**RECORD EXTRACTS**:
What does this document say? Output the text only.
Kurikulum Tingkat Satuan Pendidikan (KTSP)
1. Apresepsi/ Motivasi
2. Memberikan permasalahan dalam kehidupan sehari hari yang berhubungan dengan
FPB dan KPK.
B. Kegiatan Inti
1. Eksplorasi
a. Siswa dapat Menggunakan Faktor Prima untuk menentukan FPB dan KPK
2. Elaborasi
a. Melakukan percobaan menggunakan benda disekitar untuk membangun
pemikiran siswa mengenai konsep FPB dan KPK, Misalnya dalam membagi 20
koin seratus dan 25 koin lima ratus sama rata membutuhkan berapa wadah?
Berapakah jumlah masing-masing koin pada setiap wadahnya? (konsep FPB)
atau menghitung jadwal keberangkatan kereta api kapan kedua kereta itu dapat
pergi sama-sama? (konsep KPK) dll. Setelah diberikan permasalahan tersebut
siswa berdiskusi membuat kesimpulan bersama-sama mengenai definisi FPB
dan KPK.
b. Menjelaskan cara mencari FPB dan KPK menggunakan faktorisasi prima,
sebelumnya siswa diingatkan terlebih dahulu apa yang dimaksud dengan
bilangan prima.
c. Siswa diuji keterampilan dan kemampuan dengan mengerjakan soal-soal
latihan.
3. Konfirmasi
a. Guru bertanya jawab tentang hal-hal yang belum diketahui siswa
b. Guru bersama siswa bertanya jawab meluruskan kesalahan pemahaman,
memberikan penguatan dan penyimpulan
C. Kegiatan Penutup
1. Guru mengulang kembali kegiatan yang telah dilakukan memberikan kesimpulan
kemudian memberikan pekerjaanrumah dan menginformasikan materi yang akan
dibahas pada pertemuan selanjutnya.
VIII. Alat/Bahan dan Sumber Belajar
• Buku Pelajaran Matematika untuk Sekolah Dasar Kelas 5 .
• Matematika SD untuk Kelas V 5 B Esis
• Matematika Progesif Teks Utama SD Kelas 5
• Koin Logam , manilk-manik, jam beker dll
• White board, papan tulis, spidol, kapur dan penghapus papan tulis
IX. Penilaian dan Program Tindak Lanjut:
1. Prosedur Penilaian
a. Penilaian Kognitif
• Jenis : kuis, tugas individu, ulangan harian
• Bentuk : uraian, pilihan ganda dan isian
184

**WRITTEN INSTRUCTION**: Write the data out again in full and exactly.

**OUTPUT**:
What does this document say? Output the text only.
Kurikulum Tingkat Satuan Pendidikan (KTSP)
1. Apresepsi/ Motivasi
2. Memberikan permasalahan dalam kehidupan sehari hari yang berhubungan dengan
FPB dan KPK.
B. Kegiatan Inti
1. Eksplorasi
a. Siswa dapat Menggunakan Faktor Prima untuk menentukan FPB dan KPK
2. Elaborasi
a. Melakukan percobaan menggunakan benda disekitar untuk membangun
pemikiran siswa mengenai konsep FPB dan KPK, Misalnya dalam membagi 20
koin seratus dan 25 koin lima ratus sama rata membutuhkan berapa wadah?
Berapakah jumlah masing-masing koin pada setiap wadahnya? (konsep FPB)
atau menghitung jadwal keberangkatan kereta api kapan kedua kereta itu dapat
pergi sama-sama? (konsep KPK) dll. Setelah diberikan permasalahan tersebut
siswa berdiskusi membuat kesimpulan bersama-sama mengenai definisi FPB
dan KPK.
b. Menjelaskan cara mencari FPB dan KPK menggunakan faktorisasi prima,
sebelumnya siswa diingatkan terlebih dahulu apa yang dimaksud dengan
bilangan prima.
c. Siswa diuji keterampilan dan kemampuan dengan mengerjakan soal-soal
latihan.
3. Konfirmasi
a. Guru bertanya jawab tentang hal-hal yang belum diketahui siswa
b. Guru bersama siswa bertanya jawab meluruskan kesalahan pemahaman,
memberikan penguatan dan penyimpulan
C. Kegiatan Penutup
1. Guru mengulang kembali kegiatan yang telah dilakukan memberikan kesimpulan
kemudian memberikan pekerjaanrumah dan menginformasikan materi yang akan
dibahas pada pertemuan selanjutnya.
VIII. Alat/Bahan dan Sumber Belajar
• Buku Pelajaran Matematika untuk Sekolah Dasar Kelas 5 .
• Matematika SD untuk Kelas V 5 B Esis
• Matematika Progesif Teks Utama SD Kelas 5
• Koin Logam , manilk-manik, jam beker dll
• White board, papan tulis, spidol, kapur dan penghapus papan tulis
IX. Penilaian dan Program Tindak Lanjut:
1. Prosedur Penilaian
a. Penilaian Kognitif
• Jenis : kuis, tugas individu, ulangan harian
• Bentuk : uraian, pilihan ganda dan isian
184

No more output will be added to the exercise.